## Stated exercise
Copy the listing verbatim, excluding any images found in it.

## Data supplied

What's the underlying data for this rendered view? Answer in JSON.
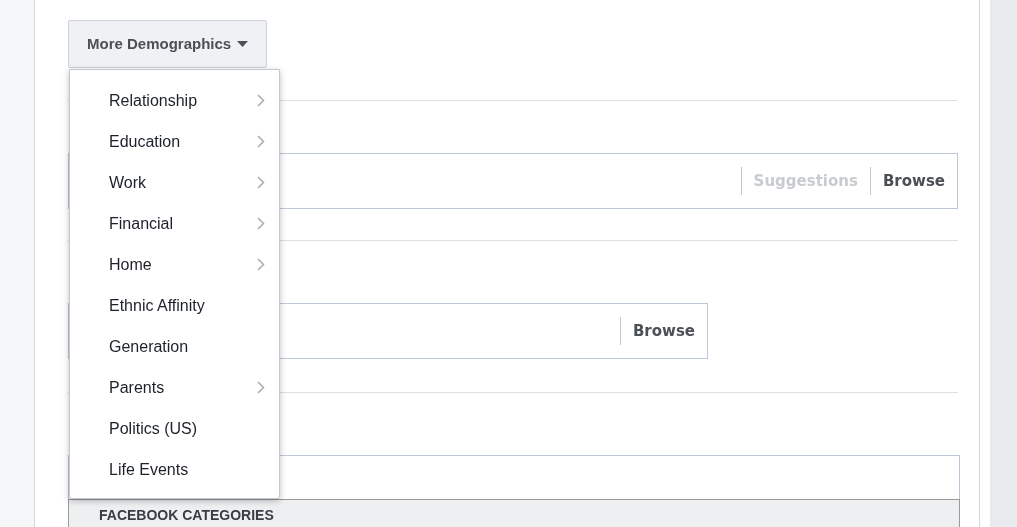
{
  "dropdown_button": {
    "label": "More Demographics",
    "expanded": true
  },
  "menu": {
    "items": [
      {
        "label": "Relationship",
        "submenu": true
      },
      {
        "label": "Education",
        "submenu": true
      },
      {
        "label": "Work",
        "submenu": true
      },
      {
        "label": "Financial",
        "submenu": true
      },
      {
        "label": "Home",
        "submenu": true
      },
      {
        "label": "Ethnic Affinity",
        "submenu": false
      },
      {
        "label": "Generation",
        "submenu": false
      },
      {
        "label": "Parents",
        "submenu": true
      },
      {
        "label": "Politics (US)",
        "submenu": false
      },
      {
        "label": "Life Events",
        "submenu": false
      }
    ]
  },
  "fields": [
    {
      "actions": [
        {
          "label": "Suggestions",
          "disabled": true
        },
        {
          "label": "Browse",
          "disabled": false
        }
      ],
      "wide": true
    },
    {
      "actions": [
        {
          "label": "Browse",
          "disabled": false
        }
      ],
      "wide": false
    }
  ],
  "categories_header": "FACEBOOK CATEGORIES"
}
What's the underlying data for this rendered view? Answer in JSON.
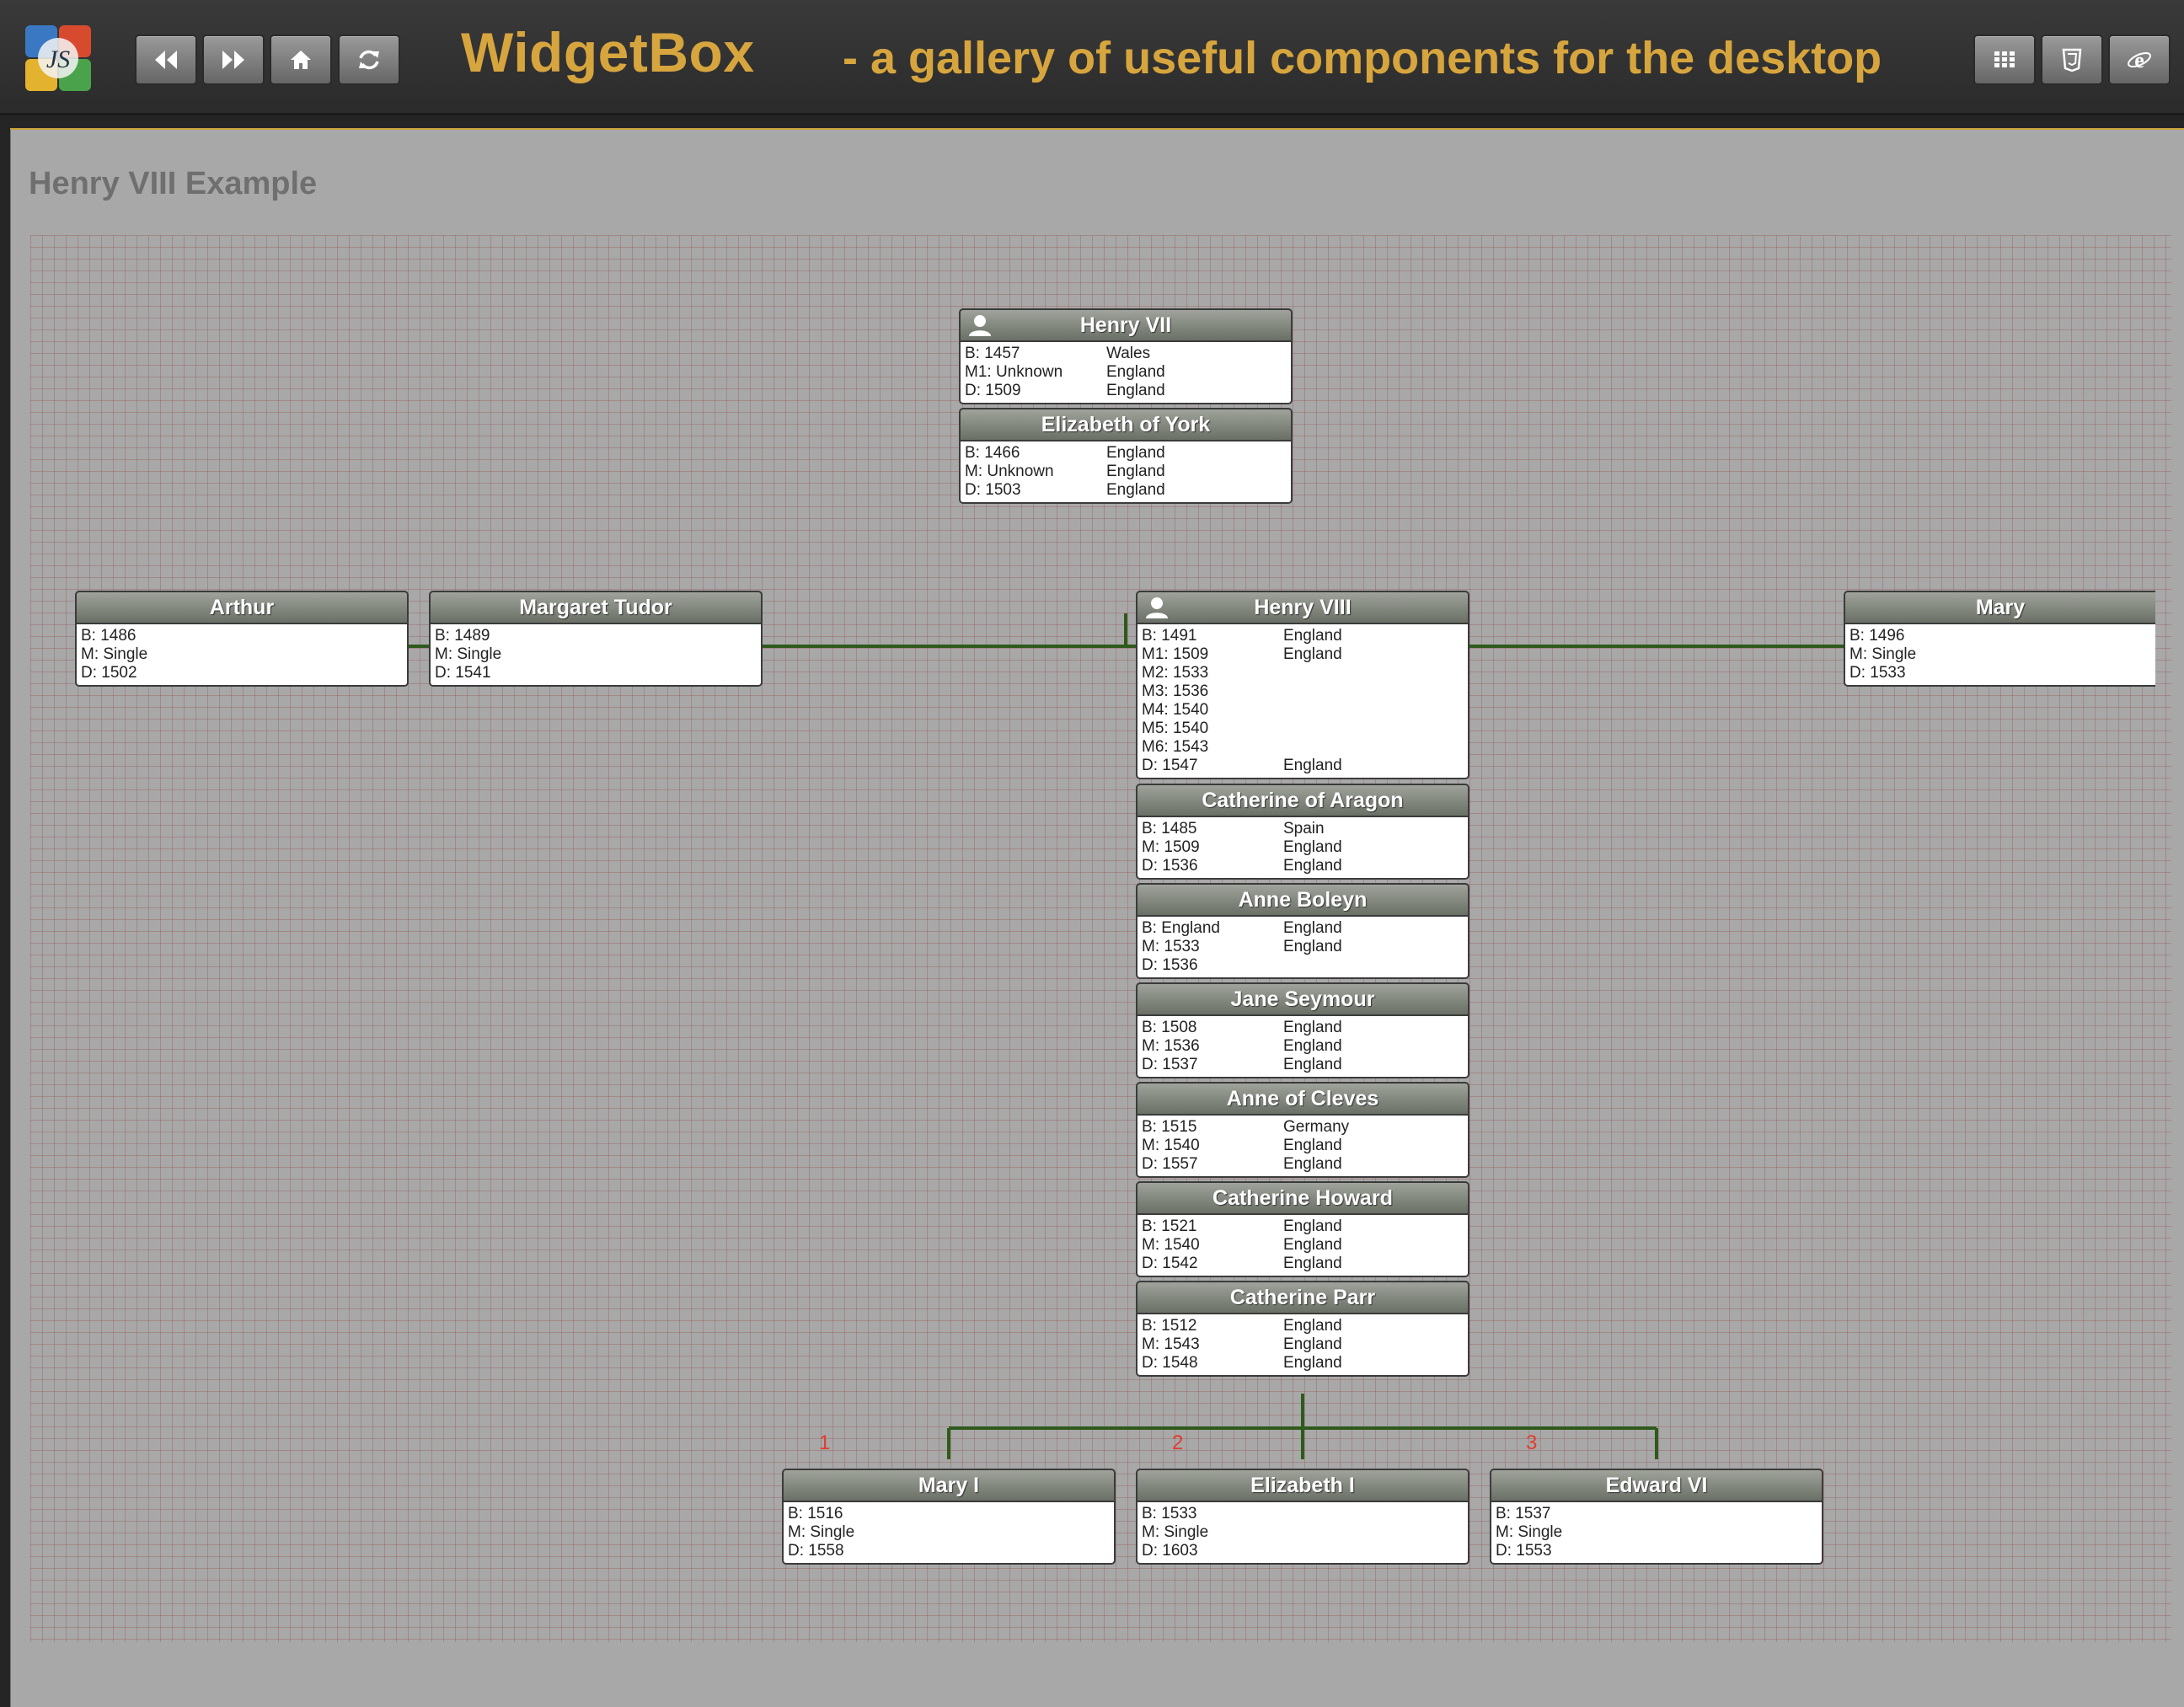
{
  "app": {
    "title": "WidgetBox",
    "subtitle": "- a gallery of useful components for the desktop",
    "logo_text": "JS",
    "nav_icons": [
      "rewind-icon",
      "fast-forward-icon",
      "home-icon",
      "refresh-icon"
    ],
    "right_icons": [
      "grid-icon",
      "html5-icon",
      "ie-icon"
    ],
    "accent_color": "#d7a53e"
  },
  "page": {
    "title": "Henry VIII Example"
  },
  "tree": {
    "henry7": {
      "name": "Henry VII",
      "has_icon": true,
      "rows": [
        [
          "B: 1457",
          "Wales"
        ],
        [
          "M1: Unknown",
          "England"
        ],
        [
          "D: 1509",
          "England"
        ]
      ]
    },
    "elizabeth_york": {
      "name": "Elizabeth of York",
      "rows": [
        [
          "B: 1466",
          "England"
        ],
        [
          "M: Unknown",
          "England"
        ],
        [
          "D: 1503",
          "England"
        ]
      ]
    },
    "arthur": {
      "name": "Arthur",
      "rows": [
        [
          "B: 1486",
          ""
        ],
        [
          "M: Single",
          ""
        ],
        [
          "D: 1502",
          ""
        ]
      ]
    },
    "margaret": {
      "name": "Margaret Tudor",
      "rows": [
        [
          "B: 1489",
          ""
        ],
        [
          "M: Single",
          ""
        ],
        [
          "D: 1541",
          ""
        ]
      ]
    },
    "henry8": {
      "name": "Henry VIII",
      "has_icon": true,
      "rows": [
        [
          "B: 1491",
          "England"
        ],
        [
          "M1: 1509",
          "England"
        ],
        [
          "M2: 1533",
          ""
        ],
        [
          "M3: 1536",
          ""
        ],
        [
          "M4: 1540",
          ""
        ],
        [
          "M5: 1540",
          ""
        ],
        [
          "M6: 1543",
          ""
        ],
        [
          "D: 1547",
          "England"
        ]
      ]
    },
    "mary": {
      "name": "Mary",
      "rows": [
        [
          "B: 1496",
          ""
        ],
        [
          "M: Single",
          ""
        ],
        [
          "D: 1533",
          ""
        ]
      ]
    },
    "wives": [
      {
        "name": "Catherine of Aragon",
        "rows": [
          [
            "B: 1485",
            "Spain"
          ],
          [
            "M: 1509",
            "England"
          ],
          [
            "D: 1536",
            "England"
          ]
        ]
      },
      {
        "name": "Anne Boleyn",
        "rows": [
          [
            "B: England",
            "England"
          ],
          [
            "M: 1533",
            "England"
          ],
          [
            "D: 1536",
            ""
          ]
        ]
      },
      {
        "name": "Jane Seymour",
        "rows": [
          [
            "B: 1508",
            "England"
          ],
          [
            "M: 1536",
            "England"
          ],
          [
            "D: 1537",
            "England"
          ]
        ]
      },
      {
        "name": "Anne of Cleves",
        "rows": [
          [
            "B: 1515",
            "Germany"
          ],
          [
            "M: 1540",
            "England"
          ],
          [
            "D: 1557",
            "England"
          ]
        ]
      },
      {
        "name": "Catherine Howard",
        "rows": [
          [
            "B: 1521",
            "England"
          ],
          [
            "M: 1540",
            "England"
          ],
          [
            "D: 1542",
            "England"
          ]
        ]
      },
      {
        "name": "Catherine Parr",
        "rows": [
          [
            "B: 1512",
            "England"
          ],
          [
            "M: 1543",
            "England"
          ],
          [
            "D: 1548",
            "England"
          ]
        ]
      }
    ],
    "children": [
      {
        "name": "Mary I",
        "index": "1",
        "rows": [
          [
            "B: 1516",
            ""
          ],
          [
            "M: Single",
            ""
          ],
          [
            "D: 1558",
            ""
          ]
        ]
      },
      {
        "name": "Elizabeth I",
        "index": "2",
        "rows": [
          [
            "B: 1533",
            ""
          ],
          [
            "M: Single",
            ""
          ],
          [
            "D: 1603",
            ""
          ]
        ]
      },
      {
        "name": "Edward VI",
        "index": "3",
        "rows": [
          [
            "B: 1537",
            ""
          ],
          [
            "M: Single",
            ""
          ],
          [
            "D: 1553",
            ""
          ]
        ]
      }
    ],
    "line_color": "#2e5a1c",
    "index_color": "#e23b2e"
  }
}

## The solution
What's the underlying data for this rendered view? Answer in JSON.
{
  "dropdown_button": {
    "label": "More Demographics",
    "expanded": true
  },
  "menu": {
    "items": [
      {
        "label": "Relationship",
        "submenu": true
      },
      {
        "label": "Education",
        "submenu": true
      },
      {
        "label": "Work",
        "submenu": true
      },
      {
        "label": "Financial",
        "submenu": true
      },
      {
        "label": "Home",
        "submenu": true
      },
      {
        "label": "Ethnic Affinity",
        "submenu": false
      },
      {
        "label": "Generation",
        "submenu": false
      },
      {
        "label": "Parents",
        "submenu": true
      },
      {
        "label": "Politics (US)",
        "submenu": false
      },
      {
        "label": "Life Events",
        "submenu": false
      }
    ]
  },
  "fields": [
    {
      "actions": [
        {
          "label": "Suggestions",
          "disabled": true
        },
        {
          "label": "Browse",
          "disabled": false
        }
      ],
      "wide": true
    },
    {
      "actions": [
        {
          "label": "Browse",
          "disabled": false
        }
      ],
      "wide": false
    }
  ],
  "categories_header": "FACEBOOK CATEGORIES"
}
What's the underlying data for this rendered view? Answer in JSON.
{
  "app": {
    "title": "WidgetBox",
    "subtitle": "- a gallery of useful components for the desktop",
    "logo_text": "JS",
    "nav_icons": [
      "rewind-icon",
      "fast-forward-icon",
      "home-icon",
      "refresh-icon"
    ],
    "right_icons": [
      "grid-icon",
      "html5-icon",
      "ie-icon"
    ],
    "accent_color": "#d7a53e"
  },
  "page": {
    "title": "Henry VIII Example"
  },
  "tree": {
    "henry7": {
      "name": "Henry VII",
      "has_icon": true,
      "rows": [
        [
          "B: 1457",
          "Wales"
        ],
        [
          "M1: Unknown",
          "England"
        ],
        [
          "D: 1509",
          "England"
        ]
      ]
    },
    "elizabeth_york": {
      "name": "Elizabeth of York",
      "rows": [
        [
          "B: 1466",
          "England"
        ],
        [
          "M: Unknown",
          "England"
        ],
        [
          "D: 1503",
          "England"
        ]
      ]
    },
    "arthur": {
      "name": "Arthur",
      "rows": [
        [
          "B: 1486",
          ""
        ],
        [
          "M: Single",
          ""
        ],
        [
          "D: 1502",
          ""
        ]
      ]
    },
    "margaret": {
      "name": "Margaret Tudor",
      "rows": [
        [
          "B: 1489",
          ""
        ],
        [
          "M: Single",
          ""
        ],
        [
          "D: 1541",
          ""
        ]
      ]
    },
    "henry8": {
      "name": "Henry VIII",
      "has_icon": true,
      "rows": [
        [
          "B: 1491",
          "England"
        ],
        [
          "M1: 1509",
          "England"
        ],
        [
          "M2: 1533",
          ""
        ],
        [
          "M3: 1536",
          ""
        ],
        [
          "M4: 1540",
          ""
        ],
        [
          "M5: 1540",
          ""
        ],
        [
          "M6: 1543",
          ""
        ],
        [
          "D: 1547",
          "England"
        ]
      ]
    },
    "mary": {
      "name": "Mary",
      "rows": [
        [
          "B: 1496",
          ""
        ],
        [
          "M: Single",
          ""
        ],
        [
          "D: 1533",
          ""
        ]
      ]
    },
    "wives": [
      {
        "name": "Catherine of Aragon",
        "rows": [
          [
            "B: 1485",
            "Spain"
          ],
          [
            "M: 1509",
            "England"
          ],
          [
            "D: 1536",
            "England"
          ]
        ]
      },
      {
        "name": "Anne Boleyn",
        "rows": [
          [
            "B: England",
            "England"
          ],
          [
            "M: 1533",
            "England"
          ],
          [
            "D: 1536",
            ""
          ]
        ]
      },
      {
        "name": "Jane Seymour",
        "rows": [
          [
            "B: 1508",
            "England"
          ],
          [
            "M: 1536",
            "England"
          ],
          [
            "D: 1537",
            "England"
          ]
        ]
      },
      {
        "name": "Anne of Cleves",
        "rows": [
          [
            "B: 1515",
            "Germany"
          ],
          [
            "M: 1540",
            "England"
          ],
          [
            "D: 1557",
            "England"
          ]
        ]
      },
      {
        "name": "Catherine Howard",
        "rows": [
          [
            "B: 1521",
            "England"
          ],
          [
            "M: 1540",
            "England"
          ],
          [
            "D: 1542",
            "England"
          ]
        ]
      },
      {
        "name": "Catherine Parr",
        "rows": [
          [
            "B: 1512",
            "England"
          ],
          [
            "M: 1543",
            "England"
          ],
          [
            "D: 1548",
            "England"
          ]
        ]
      }
    ],
    "children": [
      {
        "name": "Mary I",
        "index": "1",
        "rows": [
          [
            "B: 1516",
            ""
          ],
          [
            "M: Single",
            ""
          ],
          [
            "D: 1558",
            ""
          ]
        ]
      },
      {
        "name": "Elizabeth I",
        "index": "2",
        "rows": [
          [
            "B: 1533",
            ""
          ],
          [
            "M: Single",
            ""
          ],
          [
            "D: 1603",
            ""
          ]
        ]
      },
      {
        "name": "Edward VI",
        "index": "3",
        "rows": [
          [
            "B: 1537",
            ""
          ],
          [
            "M: Single",
            ""
          ],
          [
            "D: 1553",
            ""
          ]
        ]
      }
    ],
    "line_color": "#2e5a1c",
    "index_color": "#e23b2e"
  }
}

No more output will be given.